## Work item A
Answer these three questions about the Edward inference code:
(i) What value is given to k_prior?
(ii) What value of n_iter is passed to inference.run?
(iii) What name does the variable inside qsigma's df argument get?
## Work item B
Can you carry on the Edward inference code and its error report from its last line?

____ Source extract

W = np.array([[20., 30.], [25., 40.]])
sigma = invwishart.rvs(v, W)
# NIW Normal hyperparameters
m = np.array([1., 1.])
k = 0.8
mu = np.random.multivariate_normal(m, sigma / k)
xn_data = np.random.multivariate_normal(mu, sigma, N)
plt.scatter(xn_data[:, 0], xn_data[:, 1], cmap=cm.gist_rainbow, s=5)
plt.show()
print('mu={}'.format(mu))
print('sigma={}'.format(sigma))
# Prior definition
v_prior = tf.Variable(3., dtype=tf.float64, trainable=False)
W_prior = tf.Variable(np.array([[1., 0.], [0., 1.]]),
dtype=tf.float64, trainable=False)
m_prior = tf.Variable(np.array([0.5, 0.5]), dtype=tf.float64, trainable=False)
k_prior = tf.Variable(0.6, dtype=tf.float64, trainable=False)
print('***** PRIORS *****')
print('v_prior: {}'.format(v_prior))
print('W_prior: {}'.format(W_prior))
print('m_prior: {}'.format(m_prior))
print('k_prior: {}'.format(k_prior))
# Posterior inference
# Probabilistic model
sigma = WishartCholesky(df=v_prior, scale=W_prior)
mu = MultivariateNormalFull(m_prior, k_prior * sigma)
xn = MultivariateNormalFull(tf.reshape(tf.tile(mu, [N]), [N, D]),
tf.reshape(tf.tile(sigma, [N, 1]), [N, 2, 2]))
print('***** PROBABILISTIC MODEL *****')
print('mu: {}'.format(mu))
print('sigma: {}'.format(sigma))
print('xn: {}'.format(xn))
# Variational model
qmu = MultivariateNormalFull(
tf.Variable(tf.random_normal([D], dtype=tf.float64), name='v1'),
tf.nn.softplus(
tf.Variable(tf.random_normal([D, D], dtype=tf.float64), name='v2')))
qsigma = WishartCholesky(
df=tf.nn.softplus(
tf.Variable(tf.random_normal([], dtype=tf.float64), name='v3')),
scale=tf.nn.softplus(
tf.Variable(tf.random_normal([D, D], dtype=tf.float64), name='v4')))
print('***** VARIATIONAL MODEL *****')
print('qmu: {}'.format(qmu))
print('qsigma: {}'.format(qsigma))
# Inference
print('xn_data: {}'.format(xn_data.dtype))
inference = ed.KLqp({mu: qmu, sigma: qsigma}, data={xn: xn_data})
inference.run(n_iter=2000, n_samples=20)
But it seems there is a type error:
File "NW_normal_edward.py", line 78, in <module>
inference.run(n_iter=2000, n_samples=20)

________
____ Extracted material

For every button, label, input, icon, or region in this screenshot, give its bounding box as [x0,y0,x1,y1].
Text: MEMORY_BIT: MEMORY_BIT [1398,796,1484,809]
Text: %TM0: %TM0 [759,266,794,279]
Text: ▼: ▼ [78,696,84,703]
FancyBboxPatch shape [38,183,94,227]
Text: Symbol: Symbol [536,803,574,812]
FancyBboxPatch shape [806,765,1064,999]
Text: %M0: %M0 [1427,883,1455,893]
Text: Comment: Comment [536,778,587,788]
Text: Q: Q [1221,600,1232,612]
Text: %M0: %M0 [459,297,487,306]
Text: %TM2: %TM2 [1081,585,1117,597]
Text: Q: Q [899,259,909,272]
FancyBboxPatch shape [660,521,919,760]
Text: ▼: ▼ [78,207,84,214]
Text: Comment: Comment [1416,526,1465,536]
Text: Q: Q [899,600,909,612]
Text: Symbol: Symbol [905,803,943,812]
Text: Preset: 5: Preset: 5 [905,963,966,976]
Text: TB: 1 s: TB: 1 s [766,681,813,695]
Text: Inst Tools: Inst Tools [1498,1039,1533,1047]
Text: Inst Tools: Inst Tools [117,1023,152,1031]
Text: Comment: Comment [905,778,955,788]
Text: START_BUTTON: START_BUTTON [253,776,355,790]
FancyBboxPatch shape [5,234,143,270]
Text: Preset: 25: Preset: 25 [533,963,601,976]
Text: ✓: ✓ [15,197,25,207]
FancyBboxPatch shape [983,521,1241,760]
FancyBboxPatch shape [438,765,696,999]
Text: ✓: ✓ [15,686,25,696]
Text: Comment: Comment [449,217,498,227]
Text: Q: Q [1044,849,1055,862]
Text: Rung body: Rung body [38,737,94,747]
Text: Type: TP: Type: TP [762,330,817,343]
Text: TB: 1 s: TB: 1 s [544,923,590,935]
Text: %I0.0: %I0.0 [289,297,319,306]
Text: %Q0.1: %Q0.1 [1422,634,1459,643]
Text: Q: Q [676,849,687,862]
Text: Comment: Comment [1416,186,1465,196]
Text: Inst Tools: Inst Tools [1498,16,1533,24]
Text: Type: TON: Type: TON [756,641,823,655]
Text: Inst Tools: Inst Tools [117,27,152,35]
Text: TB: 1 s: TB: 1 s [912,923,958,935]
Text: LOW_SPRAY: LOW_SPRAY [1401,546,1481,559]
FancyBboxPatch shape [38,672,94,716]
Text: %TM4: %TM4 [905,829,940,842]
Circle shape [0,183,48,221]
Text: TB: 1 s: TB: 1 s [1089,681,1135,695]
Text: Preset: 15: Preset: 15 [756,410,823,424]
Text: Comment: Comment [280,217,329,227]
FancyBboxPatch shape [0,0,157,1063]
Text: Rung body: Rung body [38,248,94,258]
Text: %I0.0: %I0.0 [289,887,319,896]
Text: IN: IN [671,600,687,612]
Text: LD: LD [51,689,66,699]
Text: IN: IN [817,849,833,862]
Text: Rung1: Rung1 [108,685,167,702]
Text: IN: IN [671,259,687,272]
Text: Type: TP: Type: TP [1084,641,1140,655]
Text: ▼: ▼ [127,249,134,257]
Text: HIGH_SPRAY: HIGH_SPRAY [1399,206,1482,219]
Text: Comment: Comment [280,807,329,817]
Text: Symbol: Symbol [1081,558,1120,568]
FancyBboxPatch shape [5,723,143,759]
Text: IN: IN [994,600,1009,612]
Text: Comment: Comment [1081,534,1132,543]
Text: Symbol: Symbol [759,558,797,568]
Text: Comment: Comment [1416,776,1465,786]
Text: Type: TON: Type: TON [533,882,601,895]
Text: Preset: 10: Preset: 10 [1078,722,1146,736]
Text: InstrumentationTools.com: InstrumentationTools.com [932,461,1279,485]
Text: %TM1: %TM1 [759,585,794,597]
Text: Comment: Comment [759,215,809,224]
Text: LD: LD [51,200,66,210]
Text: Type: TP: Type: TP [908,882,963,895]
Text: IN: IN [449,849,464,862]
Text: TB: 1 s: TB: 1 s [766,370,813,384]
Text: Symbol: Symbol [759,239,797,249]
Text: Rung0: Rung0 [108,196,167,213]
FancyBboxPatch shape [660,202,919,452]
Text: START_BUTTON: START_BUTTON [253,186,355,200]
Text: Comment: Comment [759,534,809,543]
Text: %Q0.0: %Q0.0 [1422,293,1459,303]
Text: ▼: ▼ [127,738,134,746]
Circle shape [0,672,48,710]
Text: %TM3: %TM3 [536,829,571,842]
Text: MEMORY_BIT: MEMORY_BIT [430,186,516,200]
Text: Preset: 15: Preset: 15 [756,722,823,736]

________

## Answer area A
(i) 0.6
(ii) 2000
(iii) 'v3'

## Answer area B
File "/home/alberto/.virtualenvs/GMM/local/lib/python2.7/site-packages/edward/inferences/inference.py", line 218, in run
self.initialize(*args, **kwargs)
File "/home/alberto/.virtualenvs/GMM/local/lib/python2.7/site-packages/edward/inferences/klqp.py", line 66, in initialize
return super(KLqp, self).initialize(*args, **kwargs)
File "/home/alberto/.virtualenvs/GMM/local/lib/python2.7/site-packages/edward/inferences/variational_inference.py", line 70, in initialize
self.loss, grads_and_vars = self.build_loss_and_gradients(var_list)
File "/home/alberto/.virtualenvs/GMM/local/lib/python2.7/site-packages/edward/inferences/klqp.py", line 108, in build_loss_and_gradients
return build_reparam_loss_and_gradients(self, var_list)
File "/home/alberto/.virtualenvs/GMM/local/lib/python2.7/site-packages/edward/inferences/klqp.py", line 343, in build_reparam_loss_and_gradients
z_copy = copy(z, dict_swap, scope=scope)
File "/home/alberto/.virtualenvs/GMM/local/lib/python2.7/site-packages/edward/util/random_variables.py", line 176, in copy
new_rv = rv.__class__(*args, **kwargs)
File "/home/alberto/.virtualenvs/GMM/local/lib/python2.7/site-packages/edward/models/random_variable.py", line 62, in __init__
super(RandomVariable, self).__init__(*args, **kwargs)
File "/home/alberto/.virtualenvs/GMM/local/lib/python2.7/site-packages/tensorflow/contrib/distributions/python/ops/wishart.py", line 521, in __init__
name=ns)
File "/home/alberto/.virtualenvs/GMM/local/lib/python2.7/site-packages/tensorflow/contrib/distributions/python/ops/wishart.py", line 125, in __init__
dtype=self._scale_operator_pd.dtype, name="dimension")
File "/home/alberto/.virtualenvs/GMM/local/lib/python2.7/site-packages/tensorflow/python/framework/ops.py", line 651, in convert_to_tensor
as_ref=False)
File "/home/alberto/.virtualenvs/GMM/local/lib/python2.7/site-packages/tensorflow/python/framework/ops.py", line 730, in internal_convert_to_tensor
dtype.name, ret.dtype.name))
RuntimeError: dimension: Conversion function <function _constant_tensor_conversion_function at 0x7f35210922a8> for type <type 'object'> returned incompatible dtype: requested = float64_ref, actual = float64
Do you think it is a Tensorflow's WishartCholesky problem? Do you have some model example using Wishart distribution in Edward?